## RECORDS FOR PROCESSING
· · · · · · ·

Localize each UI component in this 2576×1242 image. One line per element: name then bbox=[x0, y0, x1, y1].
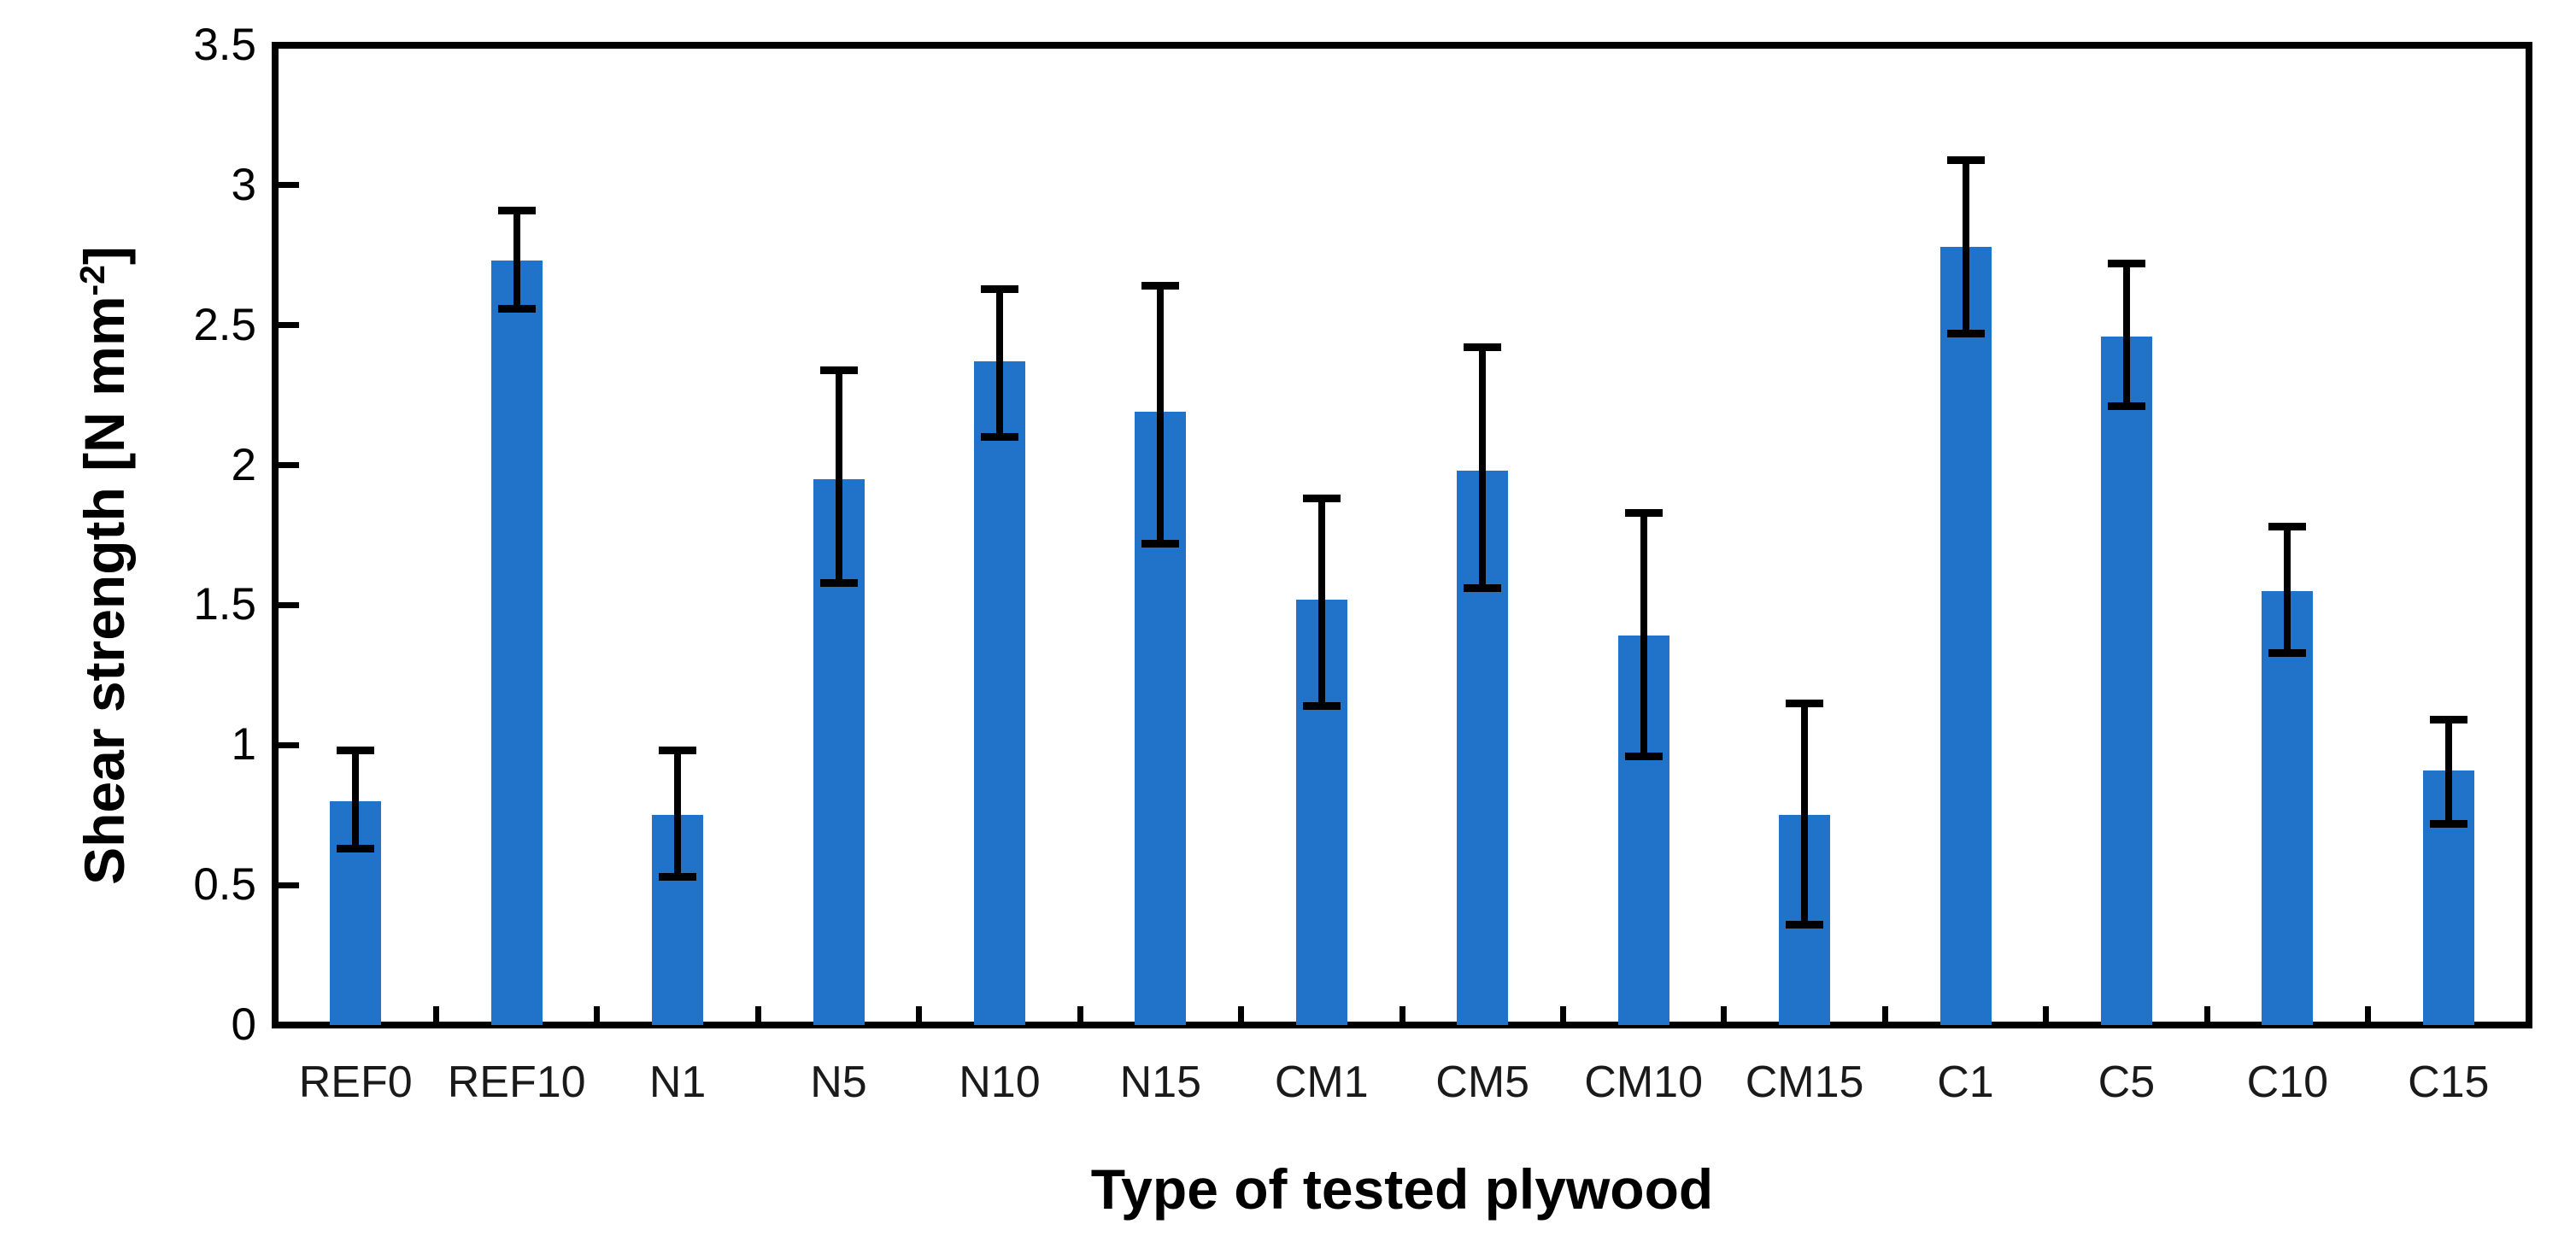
error-cap-top-C15 bbox=[2429, 716, 2467, 724]
error-bar-REF0 bbox=[352, 750, 360, 849]
bar-N10 bbox=[973, 361, 1025, 1025]
y-tick-mark bbox=[279, 462, 299, 469]
error-cap-bottom-REF0 bbox=[337, 845, 375, 853]
bar-C1 bbox=[1939, 246, 1992, 1025]
error-bar-CM15 bbox=[1801, 703, 1809, 925]
error-cap-top-CM10 bbox=[1624, 508, 1663, 517]
plot-area-frame bbox=[272, 42, 2532, 1028]
x-tick-mark bbox=[916, 1006, 923, 1022]
y-tick-label: 3.5 bbox=[193, 20, 256, 70]
y-tick-label: 0.5 bbox=[193, 859, 256, 911]
error-cap-top-N5 bbox=[819, 366, 858, 374]
y-tick-label: 1 bbox=[231, 719, 256, 770]
y-tick-label: 1.5 bbox=[193, 579, 256, 630]
x-tick-mark bbox=[2043, 1006, 2050, 1022]
x-category-label: C10 bbox=[2246, 1057, 2329, 1107]
error-cap-top-CM15 bbox=[1786, 699, 1824, 707]
x-tick-mark bbox=[754, 1006, 761, 1022]
x-category-label: N5 bbox=[810, 1057, 867, 1107]
error-cap-top-CM1 bbox=[1302, 495, 1341, 503]
bar-C10 bbox=[2262, 591, 2314, 1025]
x-category-label: CM10 bbox=[1584, 1057, 1703, 1107]
error-bar-N1 bbox=[674, 750, 682, 877]
error-cap-top-REF10 bbox=[497, 206, 536, 214]
x-category-label: C15 bbox=[2408, 1057, 2490, 1107]
x-category-label: C1 bbox=[1937, 1057, 1994, 1107]
error-cap-bottom-REF10 bbox=[497, 304, 536, 313]
error-bar-CM5 bbox=[1479, 347, 1487, 589]
error-bar-C1 bbox=[1962, 160, 1969, 334]
x-tick-mark bbox=[1721, 1006, 1728, 1022]
error-bar-N10 bbox=[995, 289, 1003, 437]
y-tick-mark bbox=[279, 601, 299, 608]
error-cap-bottom-N15 bbox=[1141, 539, 1180, 548]
x-tick-mark bbox=[432, 1006, 439, 1022]
error-bar-CM1 bbox=[1317, 498, 1325, 706]
x-tick-mark bbox=[1077, 1006, 1083, 1022]
error-cap-top-N10 bbox=[980, 284, 1018, 293]
y-tick-mark bbox=[279, 741, 299, 748]
error-cap-bottom-N1 bbox=[659, 872, 697, 881]
error-cap-bottom-N5 bbox=[819, 578, 858, 587]
error-cap-top-CM5 bbox=[1464, 343, 1502, 352]
y-tick-label: 0 bbox=[231, 999, 256, 1050]
x-axis-title: Type of tested plywood bbox=[1090, 1157, 1714, 1221]
error-cap-bottom-CM1 bbox=[1302, 701, 1341, 710]
x-category-label: N1 bbox=[648, 1057, 707, 1107]
error-bar-N5 bbox=[835, 370, 842, 583]
x-category-label: N15 bbox=[1119, 1057, 1202, 1107]
error-cap-bottom-CM10 bbox=[1624, 752, 1663, 760]
error-cap-top-N15 bbox=[1141, 282, 1180, 290]
error-cap-top-REF0 bbox=[337, 747, 375, 755]
x-tick-mark bbox=[2203, 1006, 2210, 1022]
y-axis-title-superscript: -2 bbox=[73, 265, 112, 296]
error-bar-C5 bbox=[2122, 263, 2130, 407]
error-cap-bottom-C1 bbox=[1946, 330, 1985, 338]
error-cap-bottom-N10 bbox=[980, 433, 1018, 442]
x-tick-mark bbox=[1238, 1006, 1245, 1022]
bar-C5 bbox=[2100, 336, 2152, 1025]
x-tick-mark bbox=[2365, 1006, 2372, 1022]
error-bar-C10 bbox=[2284, 526, 2291, 653]
error-cap-top-C1 bbox=[1946, 155, 1985, 164]
error-cap-bottom-CM15 bbox=[1786, 920, 1824, 929]
error-bar-REF10 bbox=[513, 210, 520, 309]
x-category-label: REF0 bbox=[298, 1057, 413, 1107]
y-tick-label: 2 bbox=[231, 439, 256, 490]
bar-REF10 bbox=[490, 261, 543, 1025]
y-tick-label: 2.5 bbox=[193, 299, 256, 350]
y-tick-mark bbox=[279, 882, 299, 888]
x-category-label: CM15 bbox=[1745, 1057, 1864, 1107]
y-axis-title-close-bracket: ] bbox=[73, 246, 136, 266]
error-cap-top-N1 bbox=[659, 747, 697, 755]
error-bar-N15 bbox=[1157, 285, 1165, 544]
x-tick-mark bbox=[1559, 1006, 1566, 1022]
y-tick-mark bbox=[279, 322, 299, 329]
error-cap-bottom-C15 bbox=[2429, 819, 2467, 828]
x-category-label: N10 bbox=[959, 1057, 1041, 1107]
y-tick-label: 3 bbox=[231, 159, 256, 210]
x-tick-mark bbox=[1399, 1006, 1405, 1022]
error-bar-CM10 bbox=[1640, 513, 1647, 757]
x-tick-mark bbox=[594, 1006, 601, 1022]
error-cap-bottom-C10 bbox=[2268, 648, 2307, 657]
x-tick-mark bbox=[1881, 1006, 1888, 1022]
error-cap-top-C5 bbox=[2107, 260, 2145, 268]
x-category-label: REF10 bbox=[447, 1057, 586, 1107]
x-category-label: CM5 bbox=[1435, 1057, 1530, 1107]
error-cap-top-C10 bbox=[2268, 523, 2307, 531]
x-category-label: C5 bbox=[2098, 1057, 2156, 1107]
x-category-label: CM1 bbox=[1274, 1057, 1369, 1107]
error-cap-bottom-C5 bbox=[2107, 402, 2145, 411]
error-cap-bottom-CM5 bbox=[1464, 584, 1502, 593]
error-bar-C15 bbox=[2444, 719, 2452, 824]
y-tick-mark bbox=[279, 182, 299, 189]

· · · · · · ·

## TO DO
Show every line above that contains the word "title", copying each one in full. Case counts.

## EXPECTED OUTPUT
x-axis-title: Type of tested plywood bbox=[1090, 1157, 1714, 1221]
y-axis-title-superscript: -2 bbox=[73, 265, 112, 296]
y-axis-title-close-bracket: ] bbox=[73, 246, 136, 266]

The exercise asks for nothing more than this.